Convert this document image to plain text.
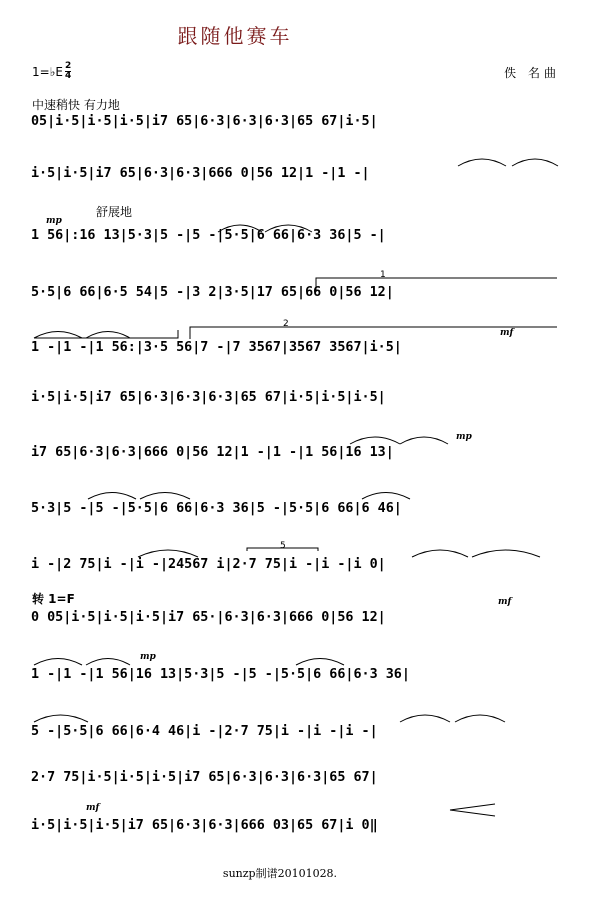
跟随他赛车
1=♭E $\frac{2}{4}$	佚 名曲
中速稍快 有力地
舒展地
转 1=F
mp
mf
mp
mf
mp
mf
1
2
5
05|i·5|i·5|i·5|i7 65|6·3|6·3|6·3|65 67|i·5|
i·5|i·5|i7 65|6·3|6·3|666 0|56 12|1 -|1 -|
1 56|:16 13|5·3|5 -|5 -|5·5|6 66|6·3 36|5 -|
5·5|6 66|6·5 54|5 -|3 2|3·5|17 65|66 0|56 12|
1 -|1 -|1 56:|3·5 56|7 -|7 3567|3567 3567|i·5|
i·5|i·5|i7 65|6·3|6·3|6·3|65 67|i·5|i·5|i·5|
i7 65|6·3|6·3|666 0|56 12|1 -|1 -|1 56|16 13|
5·3|5 -|5 -|5·5|6 66|6·3 36|5 -|5·5|6 66|6 46|
i -|2 75|i -|i -|24567 i|2·7 75|i -|i -|i 0|
0 05|i·5|i·5|i·5|i7 65·|6·3|6·3|666 0|56 12|
1 -|1 -|1 56|16 13|5·3|5 -|5 -|5·5|6 66|6·3 36|
5 -|5·5|6 66|6·4 46|i -|2·7 75|i -|i -|i -|
2·7 75|i·5|i·5|i·5|i7 65|6·3|6·3|6·3|65 67|
i·5|i·5|i·5|i7 65|6·3|6·3|666 03|65 67|i 0‖
sunzp制谱20101028.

· · ·

:: What to do ::
Quote every record above exactly, leaving out the pictures.

:: Problem solution ::
Convert this document image to plain text.
跟随他赛车
1=♭E $\frac{2}{4}$	佚 名曲
中速稍快 有力地
舒展地
转 1=F
mp
mf
mp
mf
mp
mf
1
2
5
05|i·5|i·5|i·5|i7 65|6·3|6·3|6·3|65 67|i·5|
i·5|i·5|i7 65|6·3|6·3|666 0|56 12|1 -|1 -|
1 56|:16 13|5·3|5 -|5 -|5·5|6 66|6·3 36|5 -|
5·5|6 66|6·5 54|5 -|3 2|3·5|17 65|66 0|56 12|
1 -|1 -|1 56:|3·5 56|7 -|7 3567|3567 3567|i·5|
i·5|i·5|i7 65|6·3|6·3|6·3|65 67|i·5|i·5|i·5|
i7 65|6·3|6·3|666 0|56 12|1 -|1 -|1 56|16 13|
5·3|5 -|5 -|5·5|6 66|6·3 36|5 -|5·5|6 66|6 46|
i -|2 75|i -|i -|24567 i|2·7 75|i -|i -|i 0|
0 05|i·5|i·5|i·5|i7 65·|6·3|6·3|666 0|56 12|
1 -|1 -|1 56|16 13|5·3|5 -|5 -|5·5|6 66|6·3 36|
5 -|5·5|6 66|6·4 46|i -|2·7 75|i -|i -|i -|
2·7 75|i·5|i·5|i·5|i7 65|6·3|6·3|6·3|65 67|
i·5|i·5|i·5|i7 65|6·3|6·3|666 03|65 67|i 0‖
sunzp制谱20101028.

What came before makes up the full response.